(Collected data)
[start]

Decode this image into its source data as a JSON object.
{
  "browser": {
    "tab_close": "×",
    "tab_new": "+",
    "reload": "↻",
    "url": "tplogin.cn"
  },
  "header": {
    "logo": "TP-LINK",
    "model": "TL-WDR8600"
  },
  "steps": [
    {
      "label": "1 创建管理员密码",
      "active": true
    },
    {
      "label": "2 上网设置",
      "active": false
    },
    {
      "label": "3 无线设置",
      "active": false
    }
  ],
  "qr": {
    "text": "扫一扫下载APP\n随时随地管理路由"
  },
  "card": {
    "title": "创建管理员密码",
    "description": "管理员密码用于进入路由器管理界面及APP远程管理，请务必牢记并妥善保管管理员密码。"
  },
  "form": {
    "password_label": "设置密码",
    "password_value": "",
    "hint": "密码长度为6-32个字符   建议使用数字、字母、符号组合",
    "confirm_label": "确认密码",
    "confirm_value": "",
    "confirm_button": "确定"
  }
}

[end]

● PROBLEM DETAILS:
Output the listing above exactly as it appears.

● TASK RESPONSE:
Decode this image into its source data as a JSON object.
{
  "browser": {
    "tab_close": "×",
    "tab_new": "+",
    "reload": "↻",
    "url": "tplogin.cn"
  },
  "header": {
    "logo": "TP-LINK",
    "model": "TL-WDR8600"
  },
  "steps": [
    {
      "label": "1 创建管理员密码",
      "active": true
    },
    {
      "label": "2 上网设置",
      "active": false
    },
    {
      "label": "3 无线设置",
      "active": false
    }
  ],
  "qr": {
    "text": "扫一扫下载APP\n随时随地管理路由"
  },
  "card": {
    "title": "创建管理员密码",
    "description": "管理员密码用于进入路由器管理界面及APP远程管理，请务必牢记并妥善保管管理员密码。"
  },
  "form": {
    "password_label": "设置密码",
    "password_value": "",
    "hint": "密码长度为6-32个字符   建议使用数字、字母、符号组合",
    "confirm_label": "确认密码",
    "confirm_value": "",
    "confirm_button": "确定"
  }
}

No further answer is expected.